Aug 18th 2012 |
The Economist
JAKARTA, PHNOM PENH AND SINGAPORE | from the print edition
FOR decades the Association of South-East Asian Nations (ASEAN) has
led a largely blameless existence, untroubled by the glare of publicity
as it gently sought to bring coherence to a region of enormous political
and economic differences. Not for ASEAN the highs and calamitous lows
of, for example, the European Union. All that has now suddenly changed.
On its 45th birthday newspapers and blogs are at last paying ASEAN
plenty of attention, though marked more by despair than praise. Some
even question its very survival.
The cause of the furore is the widening division in the ten-member
grouping over China’s maritime claims in the South China Sea. The
division was laid bare publicly at a meeting last month of ASEAN foreign
ministers in the Cambodian capital, Phnom Penh. For the first time in
its history ASEAN failed to issue a joint communiqué. Its members could
not agree on what to say about China. Broadly, those members with claims
in the South China Sea themselves—Vietnam, the Philippines, Malaysia
and Brunei, supported by Singapore and Thailand—want ASEAN to register
serious concerns over what they see as China’s belligerent actions to
enforce its claims in the waters of the South China Sea and over the
Spratly, Paracel and other islands and atolls. However, non-claimants,
mainly Cambodia supported by Laos and perhaps Myanmar, are loth to
alienate China. They go along with China’s insistence on dealing with
the issue with each country in turn. This year Cambodia holds the
rotating chair of ASEAN.
══════════════════════════════
• **TASKS**:
1 - Summarize the ASEAN article in two sentences.
2 - Copy out, unchanged, the part of the listing that opens with the line containing "package-icon (229, 706, 251, 726)" and closes with the line containing "company-name: 陕西一五六八数字科技有限公司 (20, 648, 272, 669)", both lines included.

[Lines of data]
══════════════════════════════
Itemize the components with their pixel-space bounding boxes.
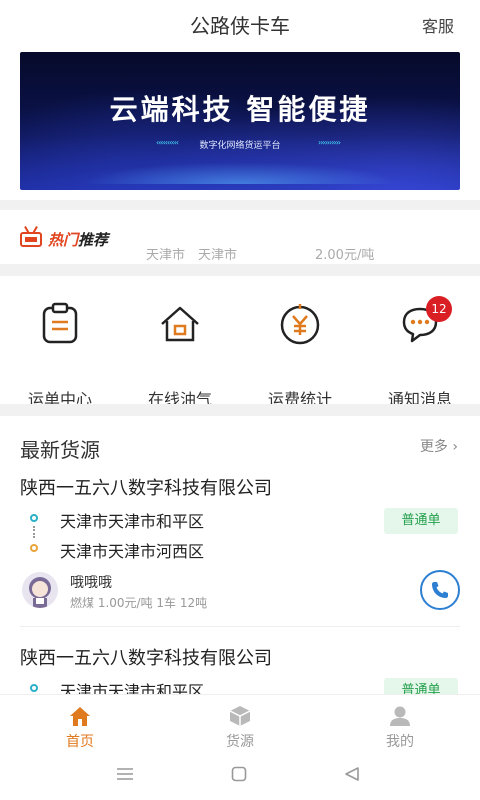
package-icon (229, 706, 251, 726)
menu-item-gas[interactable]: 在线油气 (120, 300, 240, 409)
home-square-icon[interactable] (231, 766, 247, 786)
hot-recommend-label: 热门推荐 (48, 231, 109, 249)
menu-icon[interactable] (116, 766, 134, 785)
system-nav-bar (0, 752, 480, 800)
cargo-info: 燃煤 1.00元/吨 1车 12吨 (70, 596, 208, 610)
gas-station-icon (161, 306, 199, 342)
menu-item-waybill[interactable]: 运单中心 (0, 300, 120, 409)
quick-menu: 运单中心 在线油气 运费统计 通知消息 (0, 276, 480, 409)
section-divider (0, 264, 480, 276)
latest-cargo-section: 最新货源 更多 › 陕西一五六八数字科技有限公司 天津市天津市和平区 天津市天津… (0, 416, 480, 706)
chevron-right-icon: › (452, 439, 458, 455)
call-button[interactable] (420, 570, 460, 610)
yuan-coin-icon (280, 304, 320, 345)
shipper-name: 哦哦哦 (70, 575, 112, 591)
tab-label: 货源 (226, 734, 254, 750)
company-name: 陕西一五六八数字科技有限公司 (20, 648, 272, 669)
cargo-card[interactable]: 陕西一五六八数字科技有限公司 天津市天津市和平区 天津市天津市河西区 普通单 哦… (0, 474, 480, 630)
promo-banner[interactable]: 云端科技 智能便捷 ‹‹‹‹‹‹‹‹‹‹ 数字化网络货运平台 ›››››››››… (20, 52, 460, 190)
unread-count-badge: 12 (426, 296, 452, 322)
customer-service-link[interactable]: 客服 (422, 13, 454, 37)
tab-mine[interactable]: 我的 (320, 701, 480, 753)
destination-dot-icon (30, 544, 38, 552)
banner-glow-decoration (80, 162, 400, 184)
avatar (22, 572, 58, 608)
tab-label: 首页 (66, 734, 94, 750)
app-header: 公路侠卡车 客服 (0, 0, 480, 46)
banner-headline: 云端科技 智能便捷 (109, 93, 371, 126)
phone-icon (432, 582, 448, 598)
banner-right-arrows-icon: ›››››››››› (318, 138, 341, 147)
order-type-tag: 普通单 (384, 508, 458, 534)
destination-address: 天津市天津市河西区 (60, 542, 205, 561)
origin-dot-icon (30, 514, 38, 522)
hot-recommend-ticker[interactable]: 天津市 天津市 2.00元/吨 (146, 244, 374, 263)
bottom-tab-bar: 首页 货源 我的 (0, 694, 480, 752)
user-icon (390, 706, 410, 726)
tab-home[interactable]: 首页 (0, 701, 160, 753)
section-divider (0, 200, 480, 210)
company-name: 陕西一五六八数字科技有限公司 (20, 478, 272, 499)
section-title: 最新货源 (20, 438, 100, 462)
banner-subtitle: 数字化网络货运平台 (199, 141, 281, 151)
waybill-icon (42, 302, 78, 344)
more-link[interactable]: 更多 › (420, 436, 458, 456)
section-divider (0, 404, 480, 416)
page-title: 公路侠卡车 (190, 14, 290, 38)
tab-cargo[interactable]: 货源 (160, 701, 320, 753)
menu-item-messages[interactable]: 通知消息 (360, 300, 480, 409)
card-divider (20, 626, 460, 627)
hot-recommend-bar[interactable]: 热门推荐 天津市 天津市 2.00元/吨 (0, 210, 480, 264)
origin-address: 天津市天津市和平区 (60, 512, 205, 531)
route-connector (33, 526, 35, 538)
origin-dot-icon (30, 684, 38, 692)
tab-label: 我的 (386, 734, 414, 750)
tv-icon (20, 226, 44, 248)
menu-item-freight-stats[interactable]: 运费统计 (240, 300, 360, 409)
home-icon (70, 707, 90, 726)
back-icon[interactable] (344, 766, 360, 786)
══════════════════════════════
• **SOLUTIONS TO THE TASKS**:
1 - After decades of quiet existence, ASEAN is getting a lot of attention on its 45th birthday, mostly despairing, with some even doubting it will survive. The cause is a split over China's claims in the South China Sea: at a foreign ministers' meeting in Phnom Penh it failed for the first time to issue a joint communiqué, because claimant members and their supporters wanted to voice serious concerns while Cambodia, backed by Laos and perhaps Myanmar, did not want to alienate China.

2 -
package-icon (229, 706, 251, 726)
menu-item-gas[interactable]: 在线油气 (120, 300, 240, 409)
home-square-icon[interactable] (231, 766, 247, 786)
hot-recommend-label: 热门推荐 (48, 231, 109, 249)
menu-icon[interactable] (116, 766, 134, 785)
system-nav-bar (0, 752, 480, 800)
cargo-info: 燃煤 1.00元/吨 1车 12吨 (70, 596, 208, 610)
gas-station-icon (161, 306, 199, 342)
menu-item-waybill[interactable]: 运单中心 (0, 300, 120, 409)
quick-menu: 运单中心 在线油气 运费统计 通知消息 (0, 276, 480, 409)
section-divider (0, 264, 480, 276)
latest-cargo-section: 最新货源 更多 › 陕西一五六八数字科技有限公司 天津市天津市和平区 天津市天津… (0, 416, 480, 706)
chevron-right-icon: › (452, 439, 458, 455)
call-button[interactable] (420, 570, 460, 610)
yuan-coin-icon (280, 304, 320, 345)
shipper-name: 哦哦哦 (70, 575, 112, 591)
tab-label: 货源 (226, 734, 254, 750)
company-name: 陕西一五六八数字科技有限公司 (20, 648, 272, 669)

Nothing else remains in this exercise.